** start **

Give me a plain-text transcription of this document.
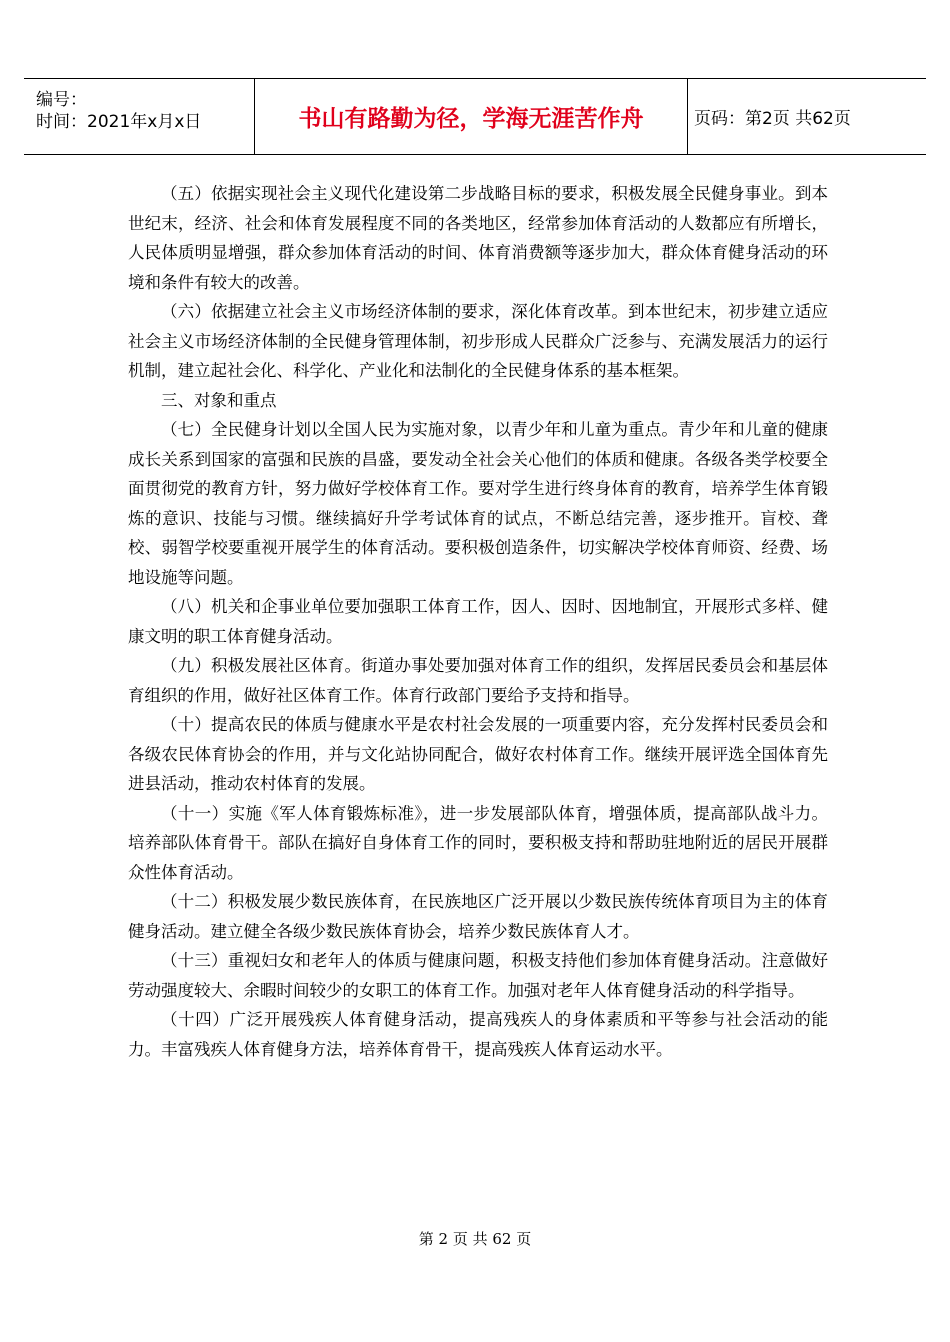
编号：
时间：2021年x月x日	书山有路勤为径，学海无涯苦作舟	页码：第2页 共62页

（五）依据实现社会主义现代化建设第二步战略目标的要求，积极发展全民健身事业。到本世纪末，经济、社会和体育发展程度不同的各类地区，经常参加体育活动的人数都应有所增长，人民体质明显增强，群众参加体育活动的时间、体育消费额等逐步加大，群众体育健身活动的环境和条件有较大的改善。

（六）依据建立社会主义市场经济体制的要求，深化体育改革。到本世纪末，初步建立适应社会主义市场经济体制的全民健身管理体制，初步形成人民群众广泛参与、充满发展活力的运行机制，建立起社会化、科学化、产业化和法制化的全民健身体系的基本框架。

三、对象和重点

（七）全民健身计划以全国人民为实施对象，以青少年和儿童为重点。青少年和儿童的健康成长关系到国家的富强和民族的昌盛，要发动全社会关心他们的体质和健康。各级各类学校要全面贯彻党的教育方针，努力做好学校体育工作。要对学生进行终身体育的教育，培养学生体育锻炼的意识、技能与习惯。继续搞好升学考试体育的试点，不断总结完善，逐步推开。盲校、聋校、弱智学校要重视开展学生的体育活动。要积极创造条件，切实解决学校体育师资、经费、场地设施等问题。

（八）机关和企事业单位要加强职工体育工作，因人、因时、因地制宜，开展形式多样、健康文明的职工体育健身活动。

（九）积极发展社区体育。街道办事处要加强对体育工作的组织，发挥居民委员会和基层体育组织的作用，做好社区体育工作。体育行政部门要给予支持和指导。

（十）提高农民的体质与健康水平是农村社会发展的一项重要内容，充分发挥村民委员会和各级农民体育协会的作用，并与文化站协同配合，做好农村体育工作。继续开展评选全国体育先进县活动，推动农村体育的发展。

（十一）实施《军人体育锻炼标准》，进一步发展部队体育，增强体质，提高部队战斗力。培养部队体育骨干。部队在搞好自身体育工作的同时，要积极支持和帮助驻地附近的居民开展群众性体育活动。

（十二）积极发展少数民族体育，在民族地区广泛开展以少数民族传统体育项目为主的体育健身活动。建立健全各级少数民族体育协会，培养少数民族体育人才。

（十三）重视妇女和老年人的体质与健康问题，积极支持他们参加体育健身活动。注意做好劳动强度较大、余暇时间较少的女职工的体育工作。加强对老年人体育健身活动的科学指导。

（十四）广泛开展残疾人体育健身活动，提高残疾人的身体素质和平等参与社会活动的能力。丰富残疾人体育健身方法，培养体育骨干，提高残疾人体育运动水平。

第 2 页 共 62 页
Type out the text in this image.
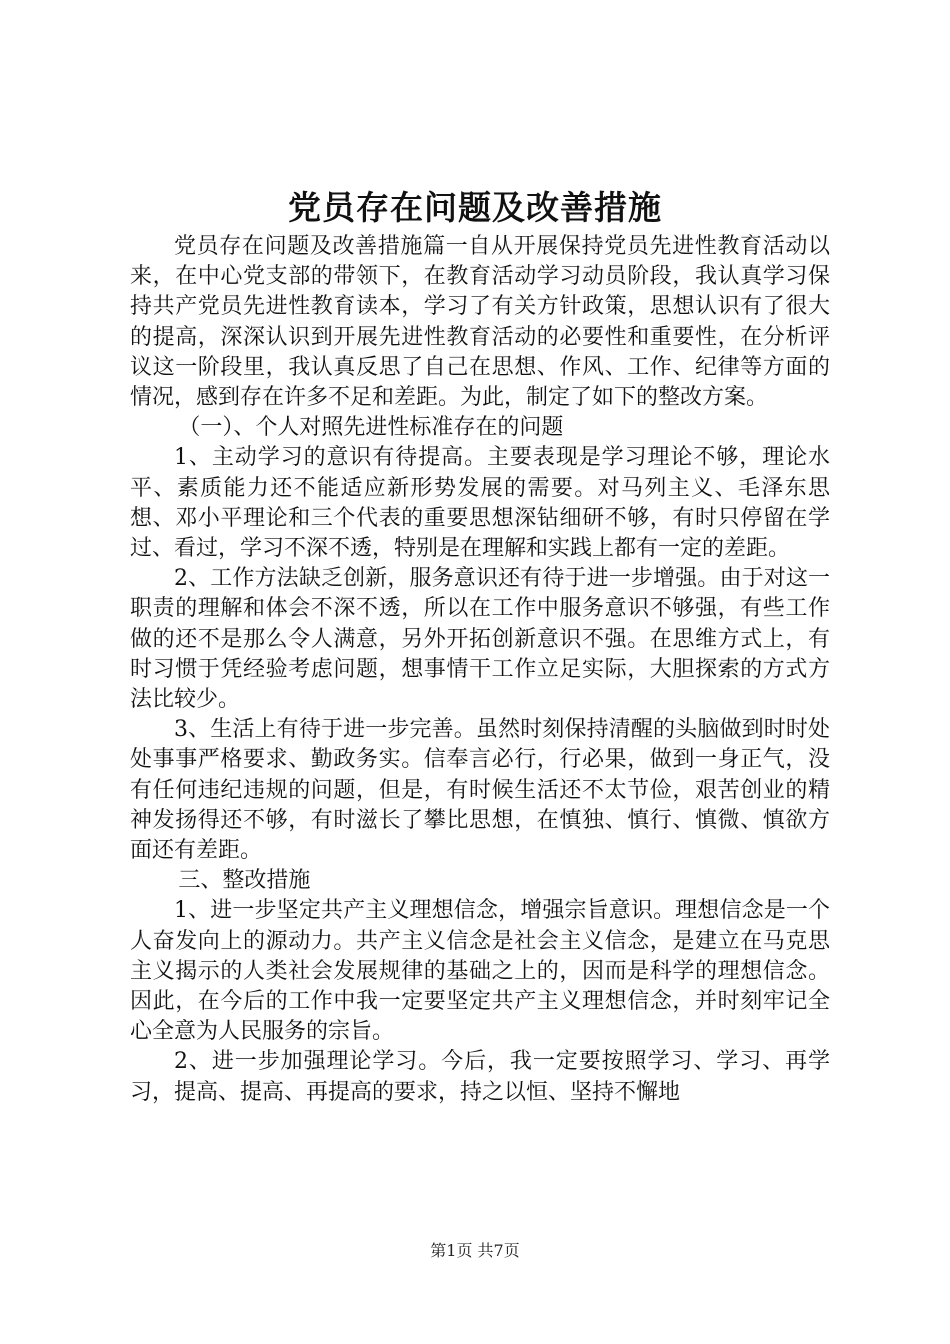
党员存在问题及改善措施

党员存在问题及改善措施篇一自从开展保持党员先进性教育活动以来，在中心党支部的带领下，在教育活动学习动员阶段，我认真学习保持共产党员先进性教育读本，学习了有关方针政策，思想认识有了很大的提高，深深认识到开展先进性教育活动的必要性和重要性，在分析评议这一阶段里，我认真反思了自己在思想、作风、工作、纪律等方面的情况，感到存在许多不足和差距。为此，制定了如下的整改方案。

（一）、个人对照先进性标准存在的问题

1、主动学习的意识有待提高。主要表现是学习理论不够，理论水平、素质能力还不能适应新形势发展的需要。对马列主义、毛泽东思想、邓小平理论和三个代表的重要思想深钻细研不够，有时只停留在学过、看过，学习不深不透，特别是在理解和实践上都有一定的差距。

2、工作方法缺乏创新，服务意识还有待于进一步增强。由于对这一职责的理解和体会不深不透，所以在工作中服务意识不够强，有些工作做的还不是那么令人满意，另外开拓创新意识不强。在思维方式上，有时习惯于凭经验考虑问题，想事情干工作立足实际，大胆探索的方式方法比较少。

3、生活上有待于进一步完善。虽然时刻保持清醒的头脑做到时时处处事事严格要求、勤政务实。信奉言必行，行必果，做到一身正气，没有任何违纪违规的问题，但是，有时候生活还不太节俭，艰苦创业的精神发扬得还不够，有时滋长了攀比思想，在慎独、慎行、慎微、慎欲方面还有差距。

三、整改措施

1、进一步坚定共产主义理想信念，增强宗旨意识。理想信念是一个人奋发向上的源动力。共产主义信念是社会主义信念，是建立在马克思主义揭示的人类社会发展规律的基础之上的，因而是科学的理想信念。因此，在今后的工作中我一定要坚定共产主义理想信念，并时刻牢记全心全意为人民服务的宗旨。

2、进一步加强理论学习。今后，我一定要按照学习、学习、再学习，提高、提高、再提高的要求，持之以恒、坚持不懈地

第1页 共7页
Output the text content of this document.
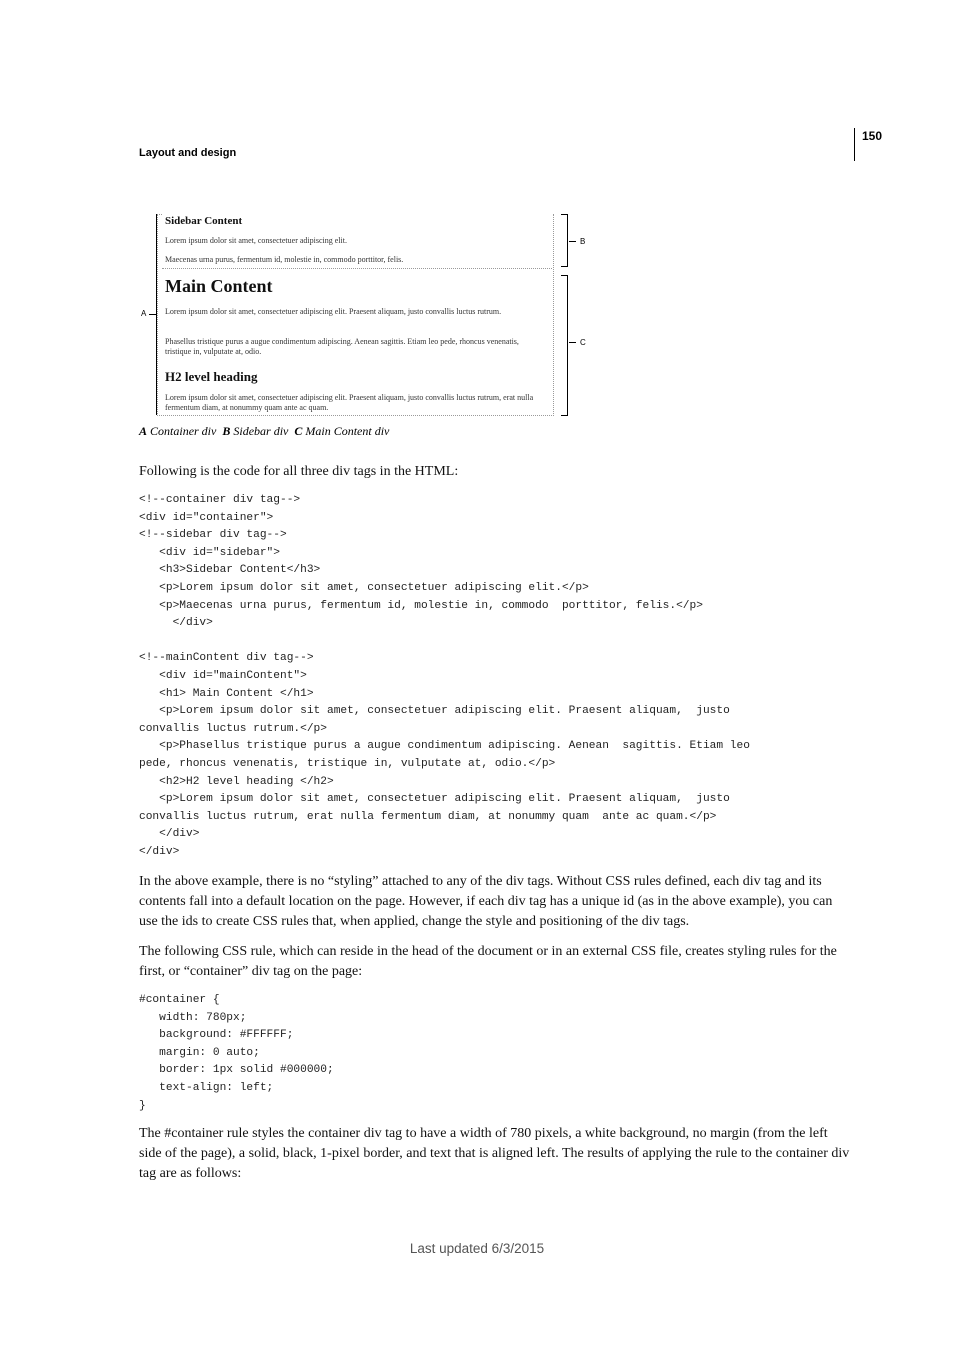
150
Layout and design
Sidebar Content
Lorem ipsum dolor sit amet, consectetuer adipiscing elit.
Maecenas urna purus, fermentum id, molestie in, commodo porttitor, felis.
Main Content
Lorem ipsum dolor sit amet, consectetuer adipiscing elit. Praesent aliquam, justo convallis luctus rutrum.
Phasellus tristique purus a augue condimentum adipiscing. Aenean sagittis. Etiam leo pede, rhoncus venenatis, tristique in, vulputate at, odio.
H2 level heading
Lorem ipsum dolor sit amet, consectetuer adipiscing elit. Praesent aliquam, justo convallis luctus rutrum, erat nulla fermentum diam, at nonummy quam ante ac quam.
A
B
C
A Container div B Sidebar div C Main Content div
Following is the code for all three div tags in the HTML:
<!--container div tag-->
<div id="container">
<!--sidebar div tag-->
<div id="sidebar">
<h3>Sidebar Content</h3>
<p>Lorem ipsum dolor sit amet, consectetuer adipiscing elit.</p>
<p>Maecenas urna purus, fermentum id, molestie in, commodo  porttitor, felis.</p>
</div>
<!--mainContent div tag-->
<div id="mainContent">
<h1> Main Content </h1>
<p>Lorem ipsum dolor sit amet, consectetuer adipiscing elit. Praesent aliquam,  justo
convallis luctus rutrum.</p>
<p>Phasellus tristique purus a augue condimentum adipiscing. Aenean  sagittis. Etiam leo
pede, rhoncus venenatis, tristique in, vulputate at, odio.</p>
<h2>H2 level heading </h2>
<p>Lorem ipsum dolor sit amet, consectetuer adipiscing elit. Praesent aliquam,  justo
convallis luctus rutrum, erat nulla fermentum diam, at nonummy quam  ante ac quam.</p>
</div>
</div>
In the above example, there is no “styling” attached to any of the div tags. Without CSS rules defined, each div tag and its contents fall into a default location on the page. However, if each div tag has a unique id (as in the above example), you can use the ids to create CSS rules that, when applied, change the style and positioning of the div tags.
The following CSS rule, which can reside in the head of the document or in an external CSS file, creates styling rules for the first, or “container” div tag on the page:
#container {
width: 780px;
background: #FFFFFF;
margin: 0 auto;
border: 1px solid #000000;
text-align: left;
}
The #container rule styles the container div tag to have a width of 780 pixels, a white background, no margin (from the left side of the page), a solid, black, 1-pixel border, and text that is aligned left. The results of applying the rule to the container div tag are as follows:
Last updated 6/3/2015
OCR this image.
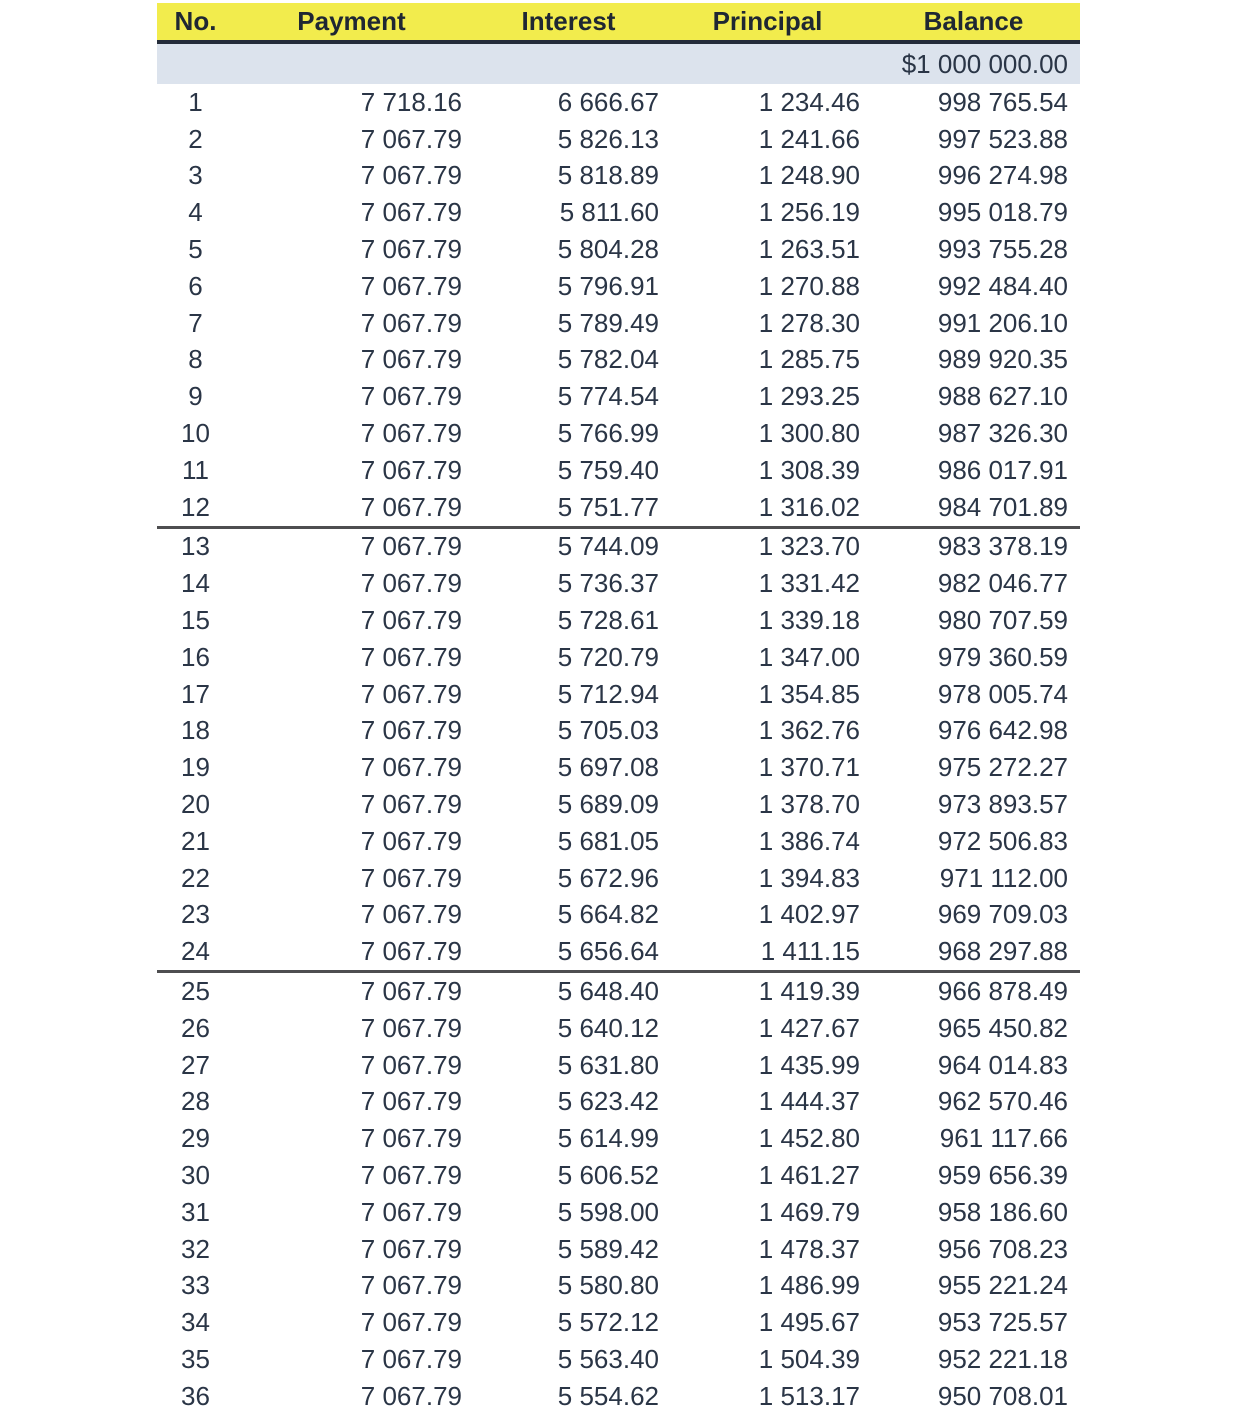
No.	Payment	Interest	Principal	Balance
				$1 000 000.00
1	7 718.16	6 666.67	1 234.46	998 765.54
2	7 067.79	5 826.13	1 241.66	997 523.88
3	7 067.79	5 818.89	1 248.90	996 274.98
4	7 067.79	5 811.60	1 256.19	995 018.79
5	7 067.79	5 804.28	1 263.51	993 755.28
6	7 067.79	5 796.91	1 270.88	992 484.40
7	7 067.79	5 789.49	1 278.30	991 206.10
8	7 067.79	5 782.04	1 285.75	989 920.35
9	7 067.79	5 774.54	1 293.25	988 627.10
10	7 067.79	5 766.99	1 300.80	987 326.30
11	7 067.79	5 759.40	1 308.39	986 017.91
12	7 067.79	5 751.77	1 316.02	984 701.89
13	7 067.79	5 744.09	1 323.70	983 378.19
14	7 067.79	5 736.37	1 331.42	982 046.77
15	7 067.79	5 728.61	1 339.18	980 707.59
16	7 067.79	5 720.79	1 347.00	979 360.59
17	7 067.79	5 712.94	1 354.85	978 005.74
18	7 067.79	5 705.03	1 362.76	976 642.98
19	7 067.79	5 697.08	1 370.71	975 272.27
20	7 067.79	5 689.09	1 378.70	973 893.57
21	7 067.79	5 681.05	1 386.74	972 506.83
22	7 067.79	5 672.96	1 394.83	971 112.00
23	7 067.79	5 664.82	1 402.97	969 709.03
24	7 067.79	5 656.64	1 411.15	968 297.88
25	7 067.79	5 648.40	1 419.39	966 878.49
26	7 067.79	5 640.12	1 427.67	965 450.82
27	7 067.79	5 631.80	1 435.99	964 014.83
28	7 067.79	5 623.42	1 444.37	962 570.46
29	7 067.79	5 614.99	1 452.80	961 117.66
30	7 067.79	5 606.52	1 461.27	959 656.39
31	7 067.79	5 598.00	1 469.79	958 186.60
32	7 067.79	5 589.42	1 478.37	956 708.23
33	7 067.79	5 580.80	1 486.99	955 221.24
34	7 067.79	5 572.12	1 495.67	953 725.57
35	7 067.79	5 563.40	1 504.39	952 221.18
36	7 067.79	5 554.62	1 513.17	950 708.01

** end **

| Task description |
Report the number of lines that include the string "到本世纪末"; return nothing but the count.

| Exercise response |
2